Task details | Transcribe the records below exactly as they appear.

-------- Supplied information --------

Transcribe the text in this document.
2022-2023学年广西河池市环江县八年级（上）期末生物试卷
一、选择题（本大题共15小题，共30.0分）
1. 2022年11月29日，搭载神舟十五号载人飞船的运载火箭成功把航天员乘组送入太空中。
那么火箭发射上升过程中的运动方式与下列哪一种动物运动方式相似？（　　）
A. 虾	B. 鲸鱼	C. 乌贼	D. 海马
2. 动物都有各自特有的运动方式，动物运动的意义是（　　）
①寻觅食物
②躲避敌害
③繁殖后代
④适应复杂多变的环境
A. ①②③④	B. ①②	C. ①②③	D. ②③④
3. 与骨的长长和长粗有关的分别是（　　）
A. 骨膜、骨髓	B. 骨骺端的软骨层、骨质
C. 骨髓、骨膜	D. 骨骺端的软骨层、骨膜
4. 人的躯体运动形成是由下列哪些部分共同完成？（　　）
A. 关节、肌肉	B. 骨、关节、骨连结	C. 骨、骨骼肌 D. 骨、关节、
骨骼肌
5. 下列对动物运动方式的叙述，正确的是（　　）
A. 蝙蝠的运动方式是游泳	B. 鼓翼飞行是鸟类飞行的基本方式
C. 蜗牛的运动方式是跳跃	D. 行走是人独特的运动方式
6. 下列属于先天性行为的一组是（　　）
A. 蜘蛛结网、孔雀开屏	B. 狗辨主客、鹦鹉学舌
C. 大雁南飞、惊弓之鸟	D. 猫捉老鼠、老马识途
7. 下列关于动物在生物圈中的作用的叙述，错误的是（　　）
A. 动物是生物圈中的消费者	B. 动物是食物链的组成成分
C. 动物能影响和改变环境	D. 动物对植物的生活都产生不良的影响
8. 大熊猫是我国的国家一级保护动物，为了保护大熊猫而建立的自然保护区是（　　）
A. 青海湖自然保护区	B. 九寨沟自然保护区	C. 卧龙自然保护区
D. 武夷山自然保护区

--------

Exercise answer |
Transcribe the text in this document.
2022-2023学年广西河池市环江县八年级（上）期末生物试卷
一、选择题（本大题共15小题，共30.0分）
1. 2022年11月29日，搭载神舟十五号载人飞船的运载火箭成功把航天员乘组送入太空中。
那么火箭发射上升过程中的运动方式与下列哪一种动物运动方式相似？（　　）
A. 虾	B. 鲸鱼	C. 乌贼	D. 海马
2. 动物都有各自特有的运动方式，动物运动的意义是（　　）
①寻觅食物
②躲避敌害
③繁殖后代
④适应复杂多变的环境
A. ①②③④	B. ①②	C. ①②③	D. ②③④
3. 与骨的长长和长粗有关的分别是（　　）
A. 骨膜、骨髓	B. 骨骺端的软骨层、骨质
C. 骨髓、骨膜	D. 骨骺端的软骨层、骨膜
4. 人的躯体运动形成是由下列哪些部分共同完成？（　　）
A. 关节、肌肉	B. 骨、关节、骨连结	C. 骨、骨骼肌 D. 骨、关节、
骨骼肌
5. 下列对动物运动方式的叙述，正确的是（　　）
A. 蝙蝠的运动方式是游泳	B. 鼓翼飞行是鸟类飞行的基本方式
C. 蜗牛的运动方式是跳跃	D. 行走是人独特的运动方式
6. 下列属于先天性行为的一组是（　　）
A. 蜘蛛结网、孔雀开屏	B. 狗辨主客、鹦鹉学舌
C. 大雁南飞、惊弓之鸟	D. 猫捉老鼠、老马识途
7. 下列关于动物在生物圈中的作用的叙述，错误的是（　　）
A. 动物是生物圈中的消费者	B. 动物是食物链的组成成分
C. 动物能影响和改变环境	D. 动物对植物的生活都产生不良的影响
8. 大熊猫是我国的国家一级保护动物，为了保护大熊猫而建立的自然保护区是（　　）
A. 青海湖自然保护区	B. 九寨沟自然保护区	C. 卧龙自然保护区
D. 武夷山自然保护区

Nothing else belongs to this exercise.